»»

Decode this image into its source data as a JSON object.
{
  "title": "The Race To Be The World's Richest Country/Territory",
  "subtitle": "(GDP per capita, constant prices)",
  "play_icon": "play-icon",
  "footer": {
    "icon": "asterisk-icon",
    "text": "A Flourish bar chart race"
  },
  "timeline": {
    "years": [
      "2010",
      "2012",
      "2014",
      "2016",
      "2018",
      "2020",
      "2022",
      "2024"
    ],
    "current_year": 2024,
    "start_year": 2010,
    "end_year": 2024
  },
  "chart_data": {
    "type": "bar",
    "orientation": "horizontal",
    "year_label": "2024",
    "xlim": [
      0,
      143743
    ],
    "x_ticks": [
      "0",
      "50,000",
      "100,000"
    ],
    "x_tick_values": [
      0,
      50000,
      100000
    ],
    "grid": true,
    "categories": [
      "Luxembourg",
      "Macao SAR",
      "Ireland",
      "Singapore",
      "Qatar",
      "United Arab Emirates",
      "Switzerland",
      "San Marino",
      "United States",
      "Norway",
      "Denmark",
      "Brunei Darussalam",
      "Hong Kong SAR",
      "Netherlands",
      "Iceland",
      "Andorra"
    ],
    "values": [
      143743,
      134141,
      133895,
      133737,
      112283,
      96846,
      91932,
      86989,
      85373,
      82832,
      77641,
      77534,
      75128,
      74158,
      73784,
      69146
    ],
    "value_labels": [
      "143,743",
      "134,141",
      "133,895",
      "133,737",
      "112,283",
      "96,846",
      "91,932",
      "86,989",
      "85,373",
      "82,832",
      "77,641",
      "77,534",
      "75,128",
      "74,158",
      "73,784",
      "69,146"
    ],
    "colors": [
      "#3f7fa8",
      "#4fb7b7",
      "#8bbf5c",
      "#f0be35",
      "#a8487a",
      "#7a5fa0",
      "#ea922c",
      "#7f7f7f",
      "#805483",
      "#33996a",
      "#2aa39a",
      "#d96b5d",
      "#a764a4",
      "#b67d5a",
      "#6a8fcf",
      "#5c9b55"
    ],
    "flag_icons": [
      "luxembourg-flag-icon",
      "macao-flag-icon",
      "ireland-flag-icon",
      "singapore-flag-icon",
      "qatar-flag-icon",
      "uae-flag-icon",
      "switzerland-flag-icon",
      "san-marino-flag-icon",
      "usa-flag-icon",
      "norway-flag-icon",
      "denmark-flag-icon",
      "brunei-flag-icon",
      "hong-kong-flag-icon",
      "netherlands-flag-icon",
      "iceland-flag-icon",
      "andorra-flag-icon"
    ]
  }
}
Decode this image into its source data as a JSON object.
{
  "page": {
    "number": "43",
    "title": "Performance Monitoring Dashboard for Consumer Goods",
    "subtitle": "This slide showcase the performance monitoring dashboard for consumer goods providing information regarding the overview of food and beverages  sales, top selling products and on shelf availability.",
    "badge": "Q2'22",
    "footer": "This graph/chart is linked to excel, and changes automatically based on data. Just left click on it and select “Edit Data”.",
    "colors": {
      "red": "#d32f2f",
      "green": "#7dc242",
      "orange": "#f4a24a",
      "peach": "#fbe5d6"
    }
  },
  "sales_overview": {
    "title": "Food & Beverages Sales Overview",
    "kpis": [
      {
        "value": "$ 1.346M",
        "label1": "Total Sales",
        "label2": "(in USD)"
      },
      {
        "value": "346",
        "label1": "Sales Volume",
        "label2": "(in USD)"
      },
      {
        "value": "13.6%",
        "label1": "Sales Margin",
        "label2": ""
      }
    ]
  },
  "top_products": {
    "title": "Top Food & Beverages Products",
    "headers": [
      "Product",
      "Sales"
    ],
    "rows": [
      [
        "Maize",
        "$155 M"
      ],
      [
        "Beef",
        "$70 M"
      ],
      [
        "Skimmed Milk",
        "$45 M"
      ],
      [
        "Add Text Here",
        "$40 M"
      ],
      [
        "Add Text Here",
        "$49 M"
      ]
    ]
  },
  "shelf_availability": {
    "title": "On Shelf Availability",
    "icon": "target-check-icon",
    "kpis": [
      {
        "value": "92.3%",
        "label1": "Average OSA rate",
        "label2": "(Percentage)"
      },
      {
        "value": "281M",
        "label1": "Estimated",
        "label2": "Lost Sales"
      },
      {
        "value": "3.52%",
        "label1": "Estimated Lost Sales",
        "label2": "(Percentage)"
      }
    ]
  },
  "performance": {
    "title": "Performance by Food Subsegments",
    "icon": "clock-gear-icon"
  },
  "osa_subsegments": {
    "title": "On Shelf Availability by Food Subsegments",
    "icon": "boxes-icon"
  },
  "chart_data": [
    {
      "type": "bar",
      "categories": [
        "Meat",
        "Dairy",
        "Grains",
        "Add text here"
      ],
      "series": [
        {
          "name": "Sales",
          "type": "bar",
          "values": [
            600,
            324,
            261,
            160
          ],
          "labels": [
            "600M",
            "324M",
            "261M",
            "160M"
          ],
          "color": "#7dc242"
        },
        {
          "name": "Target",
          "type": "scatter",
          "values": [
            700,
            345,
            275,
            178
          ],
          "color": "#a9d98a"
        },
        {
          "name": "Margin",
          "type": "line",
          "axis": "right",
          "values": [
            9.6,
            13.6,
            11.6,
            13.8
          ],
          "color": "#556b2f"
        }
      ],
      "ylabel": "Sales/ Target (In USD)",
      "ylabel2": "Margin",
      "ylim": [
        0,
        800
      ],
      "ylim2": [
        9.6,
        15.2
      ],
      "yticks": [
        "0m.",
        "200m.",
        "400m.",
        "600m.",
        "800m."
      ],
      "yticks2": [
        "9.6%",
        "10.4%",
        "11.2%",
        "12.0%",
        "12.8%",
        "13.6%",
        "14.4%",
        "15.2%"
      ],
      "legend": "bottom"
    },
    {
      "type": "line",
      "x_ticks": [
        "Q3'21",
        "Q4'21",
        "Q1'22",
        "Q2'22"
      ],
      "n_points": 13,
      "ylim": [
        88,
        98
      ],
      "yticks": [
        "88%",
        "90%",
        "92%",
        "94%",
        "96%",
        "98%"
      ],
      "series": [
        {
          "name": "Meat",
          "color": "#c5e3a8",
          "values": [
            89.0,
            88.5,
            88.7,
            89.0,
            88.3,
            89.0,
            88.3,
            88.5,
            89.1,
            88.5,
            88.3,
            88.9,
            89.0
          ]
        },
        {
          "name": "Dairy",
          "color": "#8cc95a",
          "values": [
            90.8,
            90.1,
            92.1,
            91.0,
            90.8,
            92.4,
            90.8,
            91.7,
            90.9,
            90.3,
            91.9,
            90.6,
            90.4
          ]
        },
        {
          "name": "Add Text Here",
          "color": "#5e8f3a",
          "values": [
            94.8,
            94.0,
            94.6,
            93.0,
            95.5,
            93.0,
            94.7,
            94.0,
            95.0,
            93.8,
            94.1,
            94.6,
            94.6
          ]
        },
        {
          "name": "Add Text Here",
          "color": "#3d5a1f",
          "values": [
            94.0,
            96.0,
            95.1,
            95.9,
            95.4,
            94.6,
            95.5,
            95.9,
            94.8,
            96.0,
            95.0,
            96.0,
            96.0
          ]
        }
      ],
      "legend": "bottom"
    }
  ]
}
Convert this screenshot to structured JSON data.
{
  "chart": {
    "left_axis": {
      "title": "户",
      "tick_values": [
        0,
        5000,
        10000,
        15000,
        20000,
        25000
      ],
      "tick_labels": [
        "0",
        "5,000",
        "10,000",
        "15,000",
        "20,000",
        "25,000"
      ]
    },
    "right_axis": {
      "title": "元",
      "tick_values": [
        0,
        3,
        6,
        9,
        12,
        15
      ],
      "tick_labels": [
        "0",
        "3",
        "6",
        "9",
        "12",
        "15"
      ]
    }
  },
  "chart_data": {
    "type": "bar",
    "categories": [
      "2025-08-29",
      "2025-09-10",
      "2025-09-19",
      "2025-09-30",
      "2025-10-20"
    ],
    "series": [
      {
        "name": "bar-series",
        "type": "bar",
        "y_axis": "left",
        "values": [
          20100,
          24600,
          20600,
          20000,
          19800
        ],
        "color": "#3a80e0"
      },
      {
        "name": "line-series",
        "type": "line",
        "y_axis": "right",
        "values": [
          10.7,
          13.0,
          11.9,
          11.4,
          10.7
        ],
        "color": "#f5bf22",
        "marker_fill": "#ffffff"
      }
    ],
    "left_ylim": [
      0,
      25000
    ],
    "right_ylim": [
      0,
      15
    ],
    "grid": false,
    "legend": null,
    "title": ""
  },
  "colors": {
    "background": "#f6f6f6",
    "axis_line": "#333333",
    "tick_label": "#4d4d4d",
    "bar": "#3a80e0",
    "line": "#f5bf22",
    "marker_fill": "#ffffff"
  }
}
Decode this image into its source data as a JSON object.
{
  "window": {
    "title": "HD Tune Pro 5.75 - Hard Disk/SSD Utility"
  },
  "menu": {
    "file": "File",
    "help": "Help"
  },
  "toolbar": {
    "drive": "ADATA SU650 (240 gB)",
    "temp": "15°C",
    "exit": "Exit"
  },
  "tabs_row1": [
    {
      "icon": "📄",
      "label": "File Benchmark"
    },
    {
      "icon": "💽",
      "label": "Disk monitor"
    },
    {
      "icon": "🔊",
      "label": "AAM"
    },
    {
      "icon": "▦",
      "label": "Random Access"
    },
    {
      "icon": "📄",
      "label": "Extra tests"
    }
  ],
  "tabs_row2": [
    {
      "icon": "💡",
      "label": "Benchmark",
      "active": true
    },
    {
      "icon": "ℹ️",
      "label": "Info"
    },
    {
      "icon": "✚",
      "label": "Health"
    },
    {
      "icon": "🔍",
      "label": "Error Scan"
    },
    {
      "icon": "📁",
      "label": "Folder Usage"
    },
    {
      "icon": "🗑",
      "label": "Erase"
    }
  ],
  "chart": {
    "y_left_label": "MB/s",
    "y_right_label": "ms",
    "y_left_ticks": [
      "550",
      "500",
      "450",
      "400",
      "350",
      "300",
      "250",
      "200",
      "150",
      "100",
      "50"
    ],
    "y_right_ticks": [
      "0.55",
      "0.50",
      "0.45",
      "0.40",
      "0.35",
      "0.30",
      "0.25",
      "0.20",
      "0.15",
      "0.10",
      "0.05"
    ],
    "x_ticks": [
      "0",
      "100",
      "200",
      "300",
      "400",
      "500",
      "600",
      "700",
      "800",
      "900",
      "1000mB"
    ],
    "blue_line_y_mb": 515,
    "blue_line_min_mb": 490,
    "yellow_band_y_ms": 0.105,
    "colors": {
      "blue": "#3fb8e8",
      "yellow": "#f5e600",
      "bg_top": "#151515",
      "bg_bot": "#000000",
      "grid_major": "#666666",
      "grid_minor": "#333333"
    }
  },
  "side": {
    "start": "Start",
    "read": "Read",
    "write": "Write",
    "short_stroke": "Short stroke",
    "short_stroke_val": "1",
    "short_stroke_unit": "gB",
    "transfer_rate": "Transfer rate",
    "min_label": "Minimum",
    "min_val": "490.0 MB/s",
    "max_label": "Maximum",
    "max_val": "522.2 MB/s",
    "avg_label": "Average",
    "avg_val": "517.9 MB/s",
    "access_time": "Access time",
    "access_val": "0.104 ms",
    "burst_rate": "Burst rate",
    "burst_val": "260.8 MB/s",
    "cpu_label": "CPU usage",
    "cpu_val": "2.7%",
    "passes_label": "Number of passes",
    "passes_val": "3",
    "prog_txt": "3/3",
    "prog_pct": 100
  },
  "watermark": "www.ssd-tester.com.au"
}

««

WORK TO BE COMPLETED:
From the entries above, copy out every line where the string "United" appears.

SOLVED EXERCISE:
      "United Arab Emirates",
      "United States",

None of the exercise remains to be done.